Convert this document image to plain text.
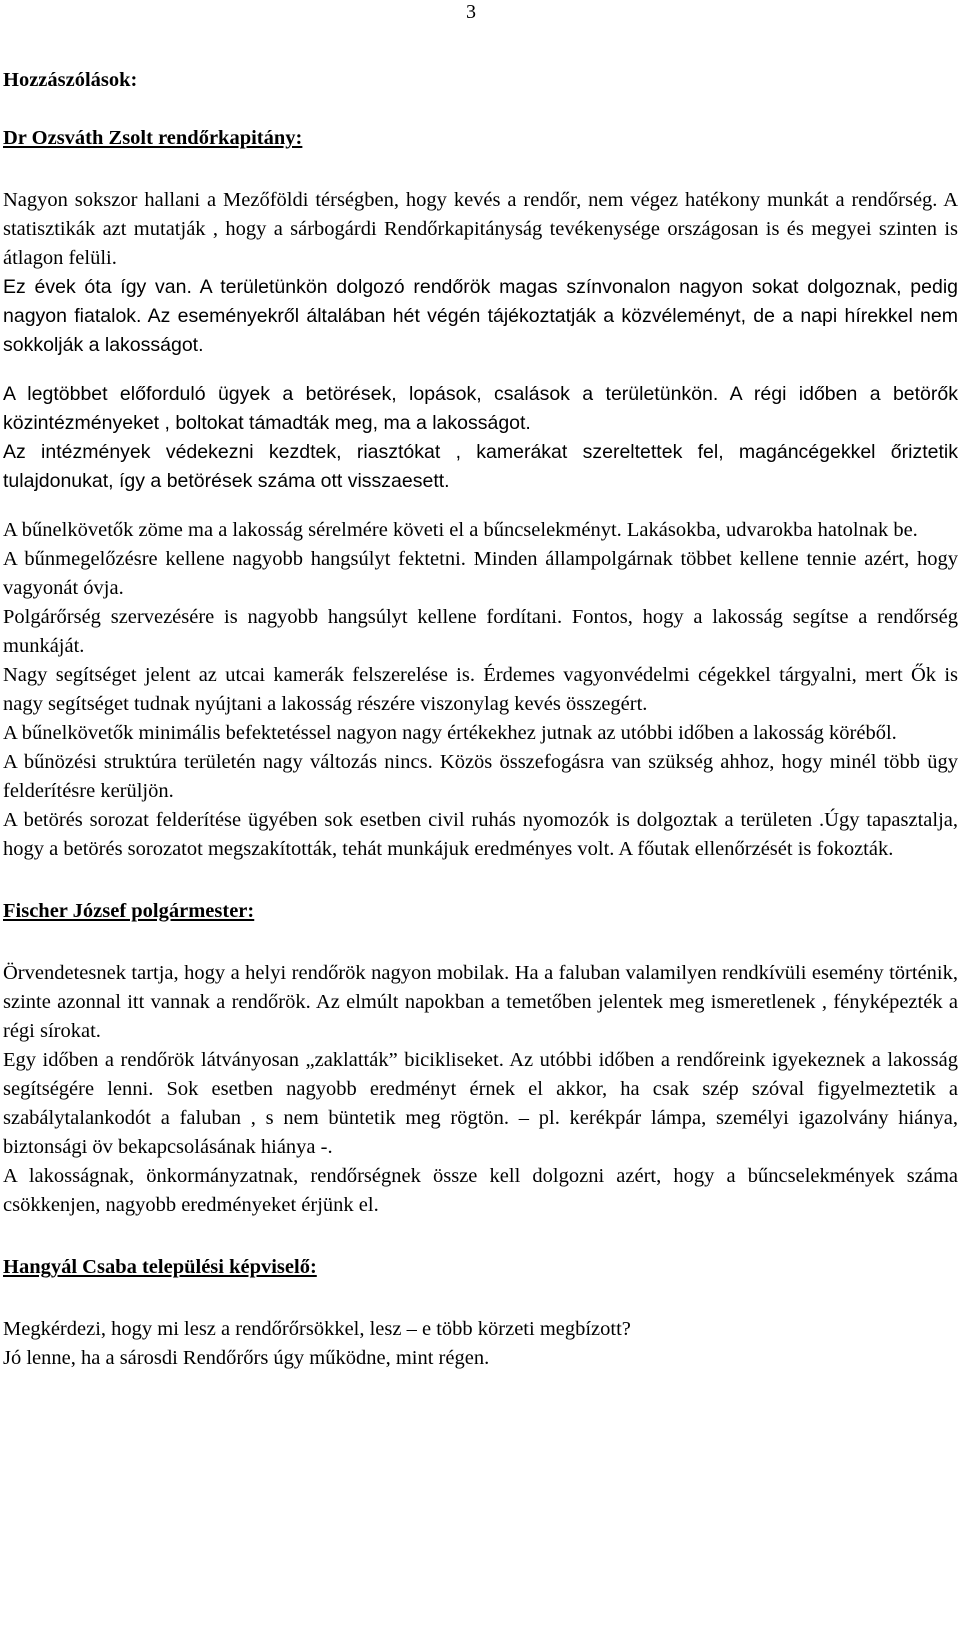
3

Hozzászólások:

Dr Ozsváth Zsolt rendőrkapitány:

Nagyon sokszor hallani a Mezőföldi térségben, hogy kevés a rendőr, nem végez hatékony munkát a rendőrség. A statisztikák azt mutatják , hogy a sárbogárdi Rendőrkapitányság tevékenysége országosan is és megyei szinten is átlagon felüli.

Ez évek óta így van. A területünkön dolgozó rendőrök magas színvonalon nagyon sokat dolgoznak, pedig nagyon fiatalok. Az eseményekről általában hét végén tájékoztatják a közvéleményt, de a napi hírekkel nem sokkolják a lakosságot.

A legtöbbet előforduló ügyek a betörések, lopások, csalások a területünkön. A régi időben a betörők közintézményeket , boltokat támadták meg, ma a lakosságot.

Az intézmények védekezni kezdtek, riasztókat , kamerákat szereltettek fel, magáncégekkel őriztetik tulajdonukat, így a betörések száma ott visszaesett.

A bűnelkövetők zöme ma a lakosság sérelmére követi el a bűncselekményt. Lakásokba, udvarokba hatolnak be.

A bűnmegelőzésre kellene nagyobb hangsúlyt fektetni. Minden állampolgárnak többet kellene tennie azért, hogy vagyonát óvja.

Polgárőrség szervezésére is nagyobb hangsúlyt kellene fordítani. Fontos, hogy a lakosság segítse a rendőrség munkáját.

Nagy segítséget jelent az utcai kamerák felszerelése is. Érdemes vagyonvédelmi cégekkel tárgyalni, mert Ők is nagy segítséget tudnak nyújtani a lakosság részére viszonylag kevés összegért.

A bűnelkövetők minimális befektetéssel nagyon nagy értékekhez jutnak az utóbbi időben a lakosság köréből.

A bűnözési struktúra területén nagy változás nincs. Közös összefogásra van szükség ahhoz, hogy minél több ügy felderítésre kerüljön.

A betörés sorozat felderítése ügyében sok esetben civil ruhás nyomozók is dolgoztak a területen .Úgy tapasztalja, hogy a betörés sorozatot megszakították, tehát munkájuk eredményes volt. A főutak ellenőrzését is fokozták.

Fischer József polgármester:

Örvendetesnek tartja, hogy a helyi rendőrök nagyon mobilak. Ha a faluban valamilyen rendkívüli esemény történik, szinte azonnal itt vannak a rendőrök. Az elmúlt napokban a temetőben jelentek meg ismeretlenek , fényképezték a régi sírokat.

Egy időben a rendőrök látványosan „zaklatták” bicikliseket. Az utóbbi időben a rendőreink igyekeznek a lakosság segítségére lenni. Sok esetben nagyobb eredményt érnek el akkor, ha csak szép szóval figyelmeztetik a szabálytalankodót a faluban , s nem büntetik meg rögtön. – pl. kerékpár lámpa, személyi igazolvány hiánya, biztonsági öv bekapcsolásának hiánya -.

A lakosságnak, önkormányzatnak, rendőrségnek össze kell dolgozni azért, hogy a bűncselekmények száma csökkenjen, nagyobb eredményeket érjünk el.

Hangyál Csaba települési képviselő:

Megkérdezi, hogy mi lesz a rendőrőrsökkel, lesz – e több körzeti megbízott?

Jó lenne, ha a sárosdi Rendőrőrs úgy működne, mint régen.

---

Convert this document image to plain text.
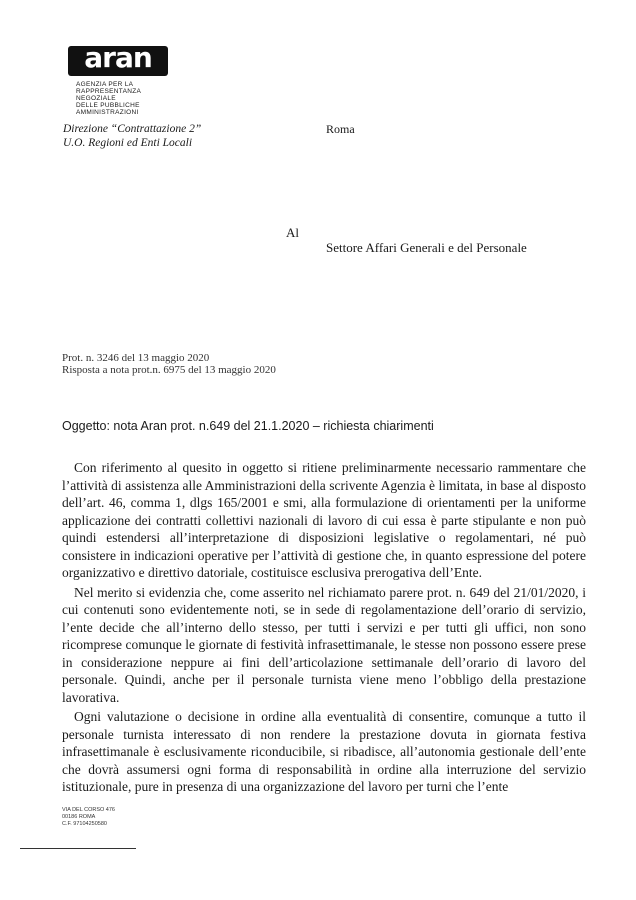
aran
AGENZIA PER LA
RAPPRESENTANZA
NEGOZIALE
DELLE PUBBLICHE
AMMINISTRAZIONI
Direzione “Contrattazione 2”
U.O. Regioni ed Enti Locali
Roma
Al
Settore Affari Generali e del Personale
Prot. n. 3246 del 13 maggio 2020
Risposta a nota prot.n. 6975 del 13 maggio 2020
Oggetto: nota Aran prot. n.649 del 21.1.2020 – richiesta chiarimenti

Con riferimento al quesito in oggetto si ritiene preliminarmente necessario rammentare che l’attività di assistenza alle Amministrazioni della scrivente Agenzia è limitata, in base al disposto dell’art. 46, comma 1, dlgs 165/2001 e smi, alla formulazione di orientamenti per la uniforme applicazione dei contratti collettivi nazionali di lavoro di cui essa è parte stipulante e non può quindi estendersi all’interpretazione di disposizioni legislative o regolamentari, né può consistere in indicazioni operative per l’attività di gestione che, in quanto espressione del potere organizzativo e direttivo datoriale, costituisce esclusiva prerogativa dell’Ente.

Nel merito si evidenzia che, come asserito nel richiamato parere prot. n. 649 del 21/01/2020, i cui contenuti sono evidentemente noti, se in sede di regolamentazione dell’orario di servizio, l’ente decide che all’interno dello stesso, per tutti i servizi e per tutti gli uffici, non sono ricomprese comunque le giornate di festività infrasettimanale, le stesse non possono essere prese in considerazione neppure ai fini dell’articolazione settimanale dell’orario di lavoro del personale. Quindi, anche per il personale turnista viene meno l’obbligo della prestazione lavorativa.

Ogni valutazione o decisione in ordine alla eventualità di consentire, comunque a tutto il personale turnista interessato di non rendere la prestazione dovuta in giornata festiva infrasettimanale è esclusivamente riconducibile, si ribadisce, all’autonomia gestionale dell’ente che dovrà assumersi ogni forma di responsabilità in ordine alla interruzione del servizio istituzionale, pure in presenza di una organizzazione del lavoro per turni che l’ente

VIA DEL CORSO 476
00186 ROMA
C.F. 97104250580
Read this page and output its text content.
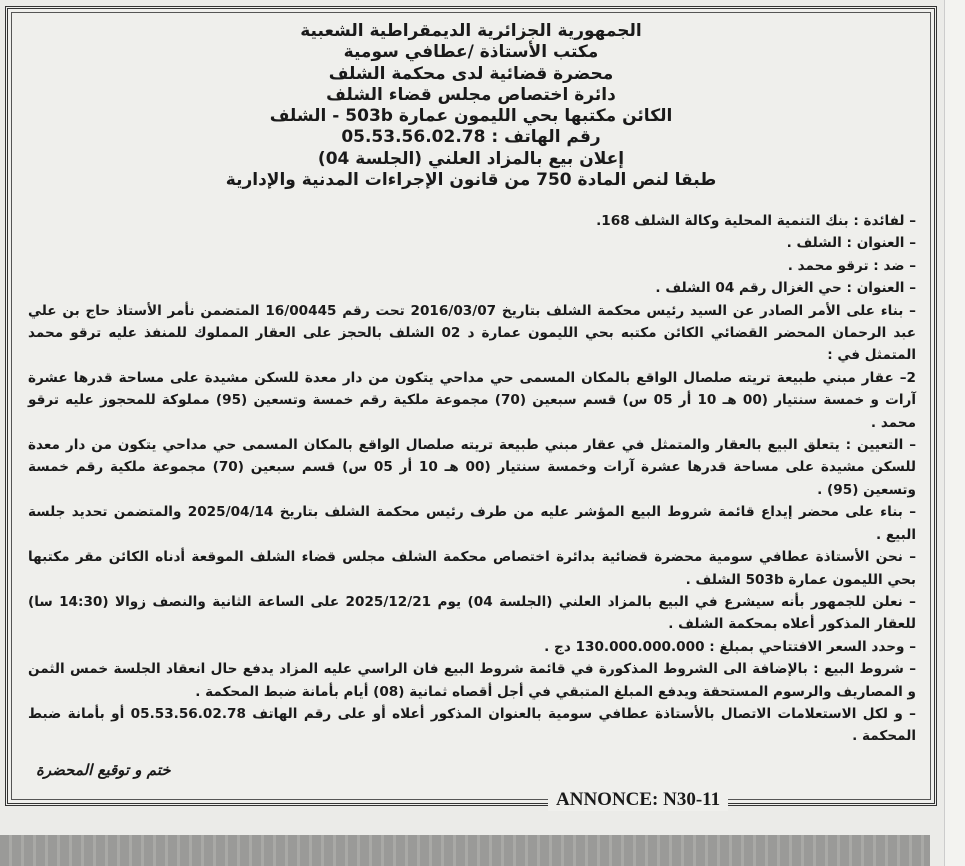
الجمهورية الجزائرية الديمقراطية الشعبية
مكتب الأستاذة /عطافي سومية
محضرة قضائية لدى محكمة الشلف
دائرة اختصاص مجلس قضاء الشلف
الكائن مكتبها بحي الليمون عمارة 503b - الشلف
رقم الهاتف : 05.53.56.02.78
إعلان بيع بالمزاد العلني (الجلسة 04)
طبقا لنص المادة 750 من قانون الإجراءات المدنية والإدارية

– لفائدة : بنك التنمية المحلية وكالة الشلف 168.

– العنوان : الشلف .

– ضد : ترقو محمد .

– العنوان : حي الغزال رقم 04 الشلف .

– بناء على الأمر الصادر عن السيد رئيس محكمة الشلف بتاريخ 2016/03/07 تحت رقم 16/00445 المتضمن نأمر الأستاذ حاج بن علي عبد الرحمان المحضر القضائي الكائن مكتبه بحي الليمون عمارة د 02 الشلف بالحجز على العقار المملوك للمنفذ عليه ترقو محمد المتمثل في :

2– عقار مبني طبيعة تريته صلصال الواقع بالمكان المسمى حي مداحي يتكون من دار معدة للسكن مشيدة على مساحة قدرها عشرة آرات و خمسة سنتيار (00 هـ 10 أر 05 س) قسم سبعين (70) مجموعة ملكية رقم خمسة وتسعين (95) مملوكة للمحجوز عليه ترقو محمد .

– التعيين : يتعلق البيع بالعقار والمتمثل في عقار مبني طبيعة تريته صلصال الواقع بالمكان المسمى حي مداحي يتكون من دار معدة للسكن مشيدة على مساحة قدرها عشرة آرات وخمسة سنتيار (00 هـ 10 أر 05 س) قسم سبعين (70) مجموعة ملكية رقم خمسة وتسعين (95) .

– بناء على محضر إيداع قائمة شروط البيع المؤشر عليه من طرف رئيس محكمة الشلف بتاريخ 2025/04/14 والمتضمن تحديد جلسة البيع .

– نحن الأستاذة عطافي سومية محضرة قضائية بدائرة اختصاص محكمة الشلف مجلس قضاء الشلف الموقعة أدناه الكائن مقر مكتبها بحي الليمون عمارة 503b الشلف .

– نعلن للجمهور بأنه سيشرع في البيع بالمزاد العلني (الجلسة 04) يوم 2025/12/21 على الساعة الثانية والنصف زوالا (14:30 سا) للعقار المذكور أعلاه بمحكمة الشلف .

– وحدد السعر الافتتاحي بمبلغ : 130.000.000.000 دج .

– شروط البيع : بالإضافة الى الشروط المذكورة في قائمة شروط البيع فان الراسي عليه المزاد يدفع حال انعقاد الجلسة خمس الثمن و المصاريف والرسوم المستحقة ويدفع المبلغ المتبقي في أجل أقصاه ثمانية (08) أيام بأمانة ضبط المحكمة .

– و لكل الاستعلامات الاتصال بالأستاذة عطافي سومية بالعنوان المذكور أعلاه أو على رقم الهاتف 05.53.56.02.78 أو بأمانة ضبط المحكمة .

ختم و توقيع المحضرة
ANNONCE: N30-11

The problem:
In the records above, find each line that holds the word "بالمزاد"; copy all such lines.

Result for this task:
إعلان بيع بالمزاد العلني (الجلسة 04)
– نعلن للجمهور بأنه سيشرع في البيع بالمزاد العلني (الجلسة 04) يوم 2025/12/21 على الساعة الثانية والنصف زوالا (14:30 سا) للعقار المذكور أعلاه بمحكمة الشلف .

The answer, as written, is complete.